(Provided material)
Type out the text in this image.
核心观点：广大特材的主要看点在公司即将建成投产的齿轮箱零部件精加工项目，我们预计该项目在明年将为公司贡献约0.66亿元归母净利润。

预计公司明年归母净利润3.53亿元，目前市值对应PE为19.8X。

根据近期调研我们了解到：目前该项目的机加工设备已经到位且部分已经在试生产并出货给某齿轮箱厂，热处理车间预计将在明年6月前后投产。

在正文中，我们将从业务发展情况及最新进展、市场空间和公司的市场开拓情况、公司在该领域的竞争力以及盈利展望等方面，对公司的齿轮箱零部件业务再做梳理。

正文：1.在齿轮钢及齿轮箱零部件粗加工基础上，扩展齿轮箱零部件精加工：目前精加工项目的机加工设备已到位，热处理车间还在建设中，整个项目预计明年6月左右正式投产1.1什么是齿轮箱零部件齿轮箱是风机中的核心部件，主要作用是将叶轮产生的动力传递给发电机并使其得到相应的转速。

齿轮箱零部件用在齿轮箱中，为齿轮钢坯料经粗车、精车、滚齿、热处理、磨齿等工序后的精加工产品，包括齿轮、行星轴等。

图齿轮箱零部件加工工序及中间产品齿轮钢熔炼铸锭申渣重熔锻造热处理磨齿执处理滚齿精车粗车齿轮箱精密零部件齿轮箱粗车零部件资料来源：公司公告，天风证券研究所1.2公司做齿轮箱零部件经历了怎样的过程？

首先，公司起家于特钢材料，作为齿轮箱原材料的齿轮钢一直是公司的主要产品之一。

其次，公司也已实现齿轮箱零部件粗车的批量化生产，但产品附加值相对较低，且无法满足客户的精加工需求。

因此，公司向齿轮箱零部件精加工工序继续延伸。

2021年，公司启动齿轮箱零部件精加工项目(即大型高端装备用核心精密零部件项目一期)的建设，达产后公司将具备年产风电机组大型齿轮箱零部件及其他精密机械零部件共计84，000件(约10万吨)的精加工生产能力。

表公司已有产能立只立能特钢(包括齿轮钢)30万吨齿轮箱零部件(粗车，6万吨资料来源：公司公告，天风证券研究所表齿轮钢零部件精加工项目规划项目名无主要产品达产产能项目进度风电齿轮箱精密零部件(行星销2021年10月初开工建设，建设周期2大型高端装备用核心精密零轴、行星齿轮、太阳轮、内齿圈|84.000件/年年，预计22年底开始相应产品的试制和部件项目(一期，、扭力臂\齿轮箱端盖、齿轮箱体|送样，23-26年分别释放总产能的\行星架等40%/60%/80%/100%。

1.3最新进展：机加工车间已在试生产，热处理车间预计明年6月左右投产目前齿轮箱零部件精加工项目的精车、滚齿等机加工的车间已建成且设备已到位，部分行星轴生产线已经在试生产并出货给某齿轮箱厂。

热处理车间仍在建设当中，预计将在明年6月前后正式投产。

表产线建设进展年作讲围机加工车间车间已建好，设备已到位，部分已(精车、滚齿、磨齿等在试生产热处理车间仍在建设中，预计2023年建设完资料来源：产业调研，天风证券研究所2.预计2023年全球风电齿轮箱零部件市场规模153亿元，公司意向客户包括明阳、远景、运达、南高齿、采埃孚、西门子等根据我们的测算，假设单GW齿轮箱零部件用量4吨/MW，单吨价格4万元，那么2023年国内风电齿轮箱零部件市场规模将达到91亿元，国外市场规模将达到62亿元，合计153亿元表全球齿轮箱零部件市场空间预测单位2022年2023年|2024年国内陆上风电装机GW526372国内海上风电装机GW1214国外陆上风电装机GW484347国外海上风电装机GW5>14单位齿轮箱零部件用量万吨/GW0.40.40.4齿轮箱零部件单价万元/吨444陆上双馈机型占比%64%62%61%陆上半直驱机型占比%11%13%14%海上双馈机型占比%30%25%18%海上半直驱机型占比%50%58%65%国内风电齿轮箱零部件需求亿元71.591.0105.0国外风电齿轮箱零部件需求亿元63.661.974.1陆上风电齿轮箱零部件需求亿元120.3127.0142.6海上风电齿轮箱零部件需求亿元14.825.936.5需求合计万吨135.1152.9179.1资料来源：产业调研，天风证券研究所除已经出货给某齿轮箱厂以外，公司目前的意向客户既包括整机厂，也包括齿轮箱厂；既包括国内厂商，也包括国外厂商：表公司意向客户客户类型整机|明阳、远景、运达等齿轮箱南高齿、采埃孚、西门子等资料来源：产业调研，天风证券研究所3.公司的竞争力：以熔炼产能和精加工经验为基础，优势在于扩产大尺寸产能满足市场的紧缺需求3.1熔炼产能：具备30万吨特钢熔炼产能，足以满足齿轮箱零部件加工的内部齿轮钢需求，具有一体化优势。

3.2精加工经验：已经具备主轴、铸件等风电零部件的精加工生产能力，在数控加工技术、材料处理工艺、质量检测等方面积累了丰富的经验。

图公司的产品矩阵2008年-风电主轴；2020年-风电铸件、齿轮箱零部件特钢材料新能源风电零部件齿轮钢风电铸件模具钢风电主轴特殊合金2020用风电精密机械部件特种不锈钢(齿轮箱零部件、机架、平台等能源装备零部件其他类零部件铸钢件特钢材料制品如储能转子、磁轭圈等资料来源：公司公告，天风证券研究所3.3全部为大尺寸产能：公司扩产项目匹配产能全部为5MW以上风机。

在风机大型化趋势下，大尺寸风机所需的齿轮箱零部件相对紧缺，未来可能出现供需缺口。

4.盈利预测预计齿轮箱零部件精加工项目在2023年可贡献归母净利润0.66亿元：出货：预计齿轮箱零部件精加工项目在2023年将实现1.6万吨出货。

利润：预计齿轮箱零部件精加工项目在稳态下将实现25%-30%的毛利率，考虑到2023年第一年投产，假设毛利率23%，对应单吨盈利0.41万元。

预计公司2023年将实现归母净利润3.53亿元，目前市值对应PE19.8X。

(Instructions for the task) Each of the records should be retyped exactly.

(Response for this exercise)
Type out the text in this image.
核心观点：广大特材的主要看点在公司即将建成投产的齿轮箱零部件精加工项目，我们预计该项目在明年将为公司贡献约0.66亿元归母净利润。

预计公司明年归母净利润3.53亿元，目前市值对应PE为19.8X。

根据近期调研我们了解到：目前该项目的机加工设备已经到位且部分已经在试生产并出货给某齿轮箱厂，热处理车间预计将在明年6月前后投产。

在正文中，我们将从业务发展情况及最新进展、市场空间和公司的市场开拓情况、公司在该领域的竞争力以及盈利展望等方面，对公司的齿轮箱零部件业务再做梳理。

正文：1.在齿轮钢及齿轮箱零部件粗加工基础上，扩展齿轮箱零部件精加工：目前精加工项目的机加工设备已到位，热处理车间还在建设中，整个项目预计明年6月左右正式投产1.1什么是齿轮箱零部件齿轮箱是风机中的核心部件，主要作用是将叶轮产生的动力传递给发电机并使其得到相应的转速。

齿轮箱零部件用在齿轮箱中，为齿轮钢坯料经粗车、精车、滚齿、热处理、磨齿等工序后的精加工产品，包括齿轮、行星轴等。

图齿轮箱零部件加工工序及中间产品齿轮钢熔炼铸锭申渣重熔锻造热处理磨齿执处理滚齿精车粗车齿轮箱精密零部件齿轮箱粗车零部件资料来源：公司公告，天风证券研究所1.2公司做齿轮箱零部件经历了怎样的过程？

首先，公司起家于特钢材料，作为齿轮箱原材料的齿轮钢一直是公司的主要产品之一。

其次，公司也已实现齿轮箱零部件粗车的批量化生产，但产品附加值相对较低，且无法满足客户的精加工需求。

因此，公司向齿轮箱零部件精加工工序继续延伸。

2021年，公司启动齿轮箱零部件精加工项目(即大型高端装备用核心精密零部件项目一期)的建设，达产后公司将具备年产风电机组大型齿轮箱零部件及其他精密机械零部件共计84，000件(约10万吨)的精加工生产能力。

表公司已有产能立只立能特钢(包括齿轮钢)30万吨齿轮箱零部件(粗车，6万吨资料来源：公司公告，天风证券研究所表齿轮钢零部件精加工项目规划项目名无主要产品达产产能项目进度风电齿轮箱精密零部件(行星销2021年10月初开工建设，建设周期2大型高端装备用核心精密零轴、行星齿轮、太阳轮、内齿圈|84.000件/年年，预计22年底开始相应产品的试制和部件项目(一期，、扭力臂\齿轮箱端盖、齿轮箱体|送样，23-26年分别释放总产能的\行星架等40%/60%/80%/100%。

1.3最新进展：机加工车间已在试生产，热处理车间预计明年6月左右投产目前齿轮箱零部件精加工项目的精车、滚齿等机加工的车间已建成且设备已到位，部分行星轴生产线已经在试生产并出货给某齿轮箱厂。

热处理车间仍在建设当中，预计将在明年6月前后正式投产。

表产线建设进展年作讲围机加工车间车间已建好，设备已到位，部分已(精车、滚齿、磨齿等在试生产热处理车间仍在建设中，预计2023年建设完资料来源：产业调研，天风证券研究所2.预计2023年全球风电齿轮箱零部件市场规模153亿元，公司意向客户包括明阳、远景、运达、南高齿、采埃孚、西门子等根据我们的测算，假设单GW齿轮箱零部件用量4吨/MW，单吨价格4万元，那么2023年国内风电齿轮箱零部件市场规模将达到91亿元，国外市场规模将达到62亿元，合计153亿元表全球齿轮箱零部件市场空间预测单位2022年2023年|2024年国内陆上风电装机GW526372国内海上风电装机GW1214国外陆上风电装机GW484347国外海上风电装机GW5>14单位齿轮箱零部件用量万吨/GW0.40.40.4齿轮箱零部件单价万元/吨444陆上双馈机型占比%64%62%61%陆上半直驱机型占比%11%13%14%海上双馈机型占比%30%25%18%海上半直驱机型占比%50%58%65%国内风电齿轮箱零部件需求亿元71.591.0105.0国外风电齿轮箱零部件需求亿元63.661.974.1陆上风电齿轮箱零部件需求亿元120.3127.0142.6海上风电齿轮箱零部件需求亿元14.825.936.5需求合计万吨135.1152.9179.1资料来源：产业调研，天风证券研究所除已经出货给某齿轮箱厂以外，公司目前的意向客户既包括整机厂，也包括齿轮箱厂；既包括国内厂商，也包括国外厂商：表公司意向客户客户类型整机|明阳、远景、运达等齿轮箱南高齿、采埃孚、西门子等资料来源：产业调研，天风证券研究所3.公司的竞争力：以熔炼产能和精加工经验为基础，优势在于扩产大尺寸产能满足市场的紧缺需求3.1熔炼产能：具备30万吨特钢熔炼产能，足以满足齿轮箱零部件加工的内部齿轮钢需求，具有一体化优势。

3.2精加工经验：已经具备主轴、铸件等风电零部件的精加工生产能力，在数控加工技术、材料处理工艺、质量检测等方面积累了丰富的经验。

图公司的产品矩阵2008年-风电主轴；2020年-风电铸件、齿轮箱零部件特钢材料新能源风电零部件齿轮钢风电铸件模具钢风电主轴特殊合金2020用风电精密机械部件特种不锈钢(齿轮箱零部件、机架、平台等能源装备零部件其他类零部件铸钢件特钢材料制品如储能转子、磁轭圈等资料来源：公司公告，天风证券研究所3.3全部为大尺寸产能：公司扩产项目匹配产能全部为5MW以上风机。

在风机大型化趋势下，大尺寸风机所需的齿轮箱零部件相对紧缺，未来可能出现供需缺口。

4.盈利预测预计齿轮箱零部件精加工项目在2023年可贡献归母净利润0.66亿元：出货：预计齿轮箱零部件精加工项目在2023年将实现1.6万吨出货。

利润：预计齿轮箱零部件精加工项目在稳态下将实现25%-30%的毛利率，考虑到2023年第一年投产，假设毛利率23%，对应单吨盈利0.41万元。

预计公司2023年将实现归母净利润3.53亿元，目前市值对应PE19.8X。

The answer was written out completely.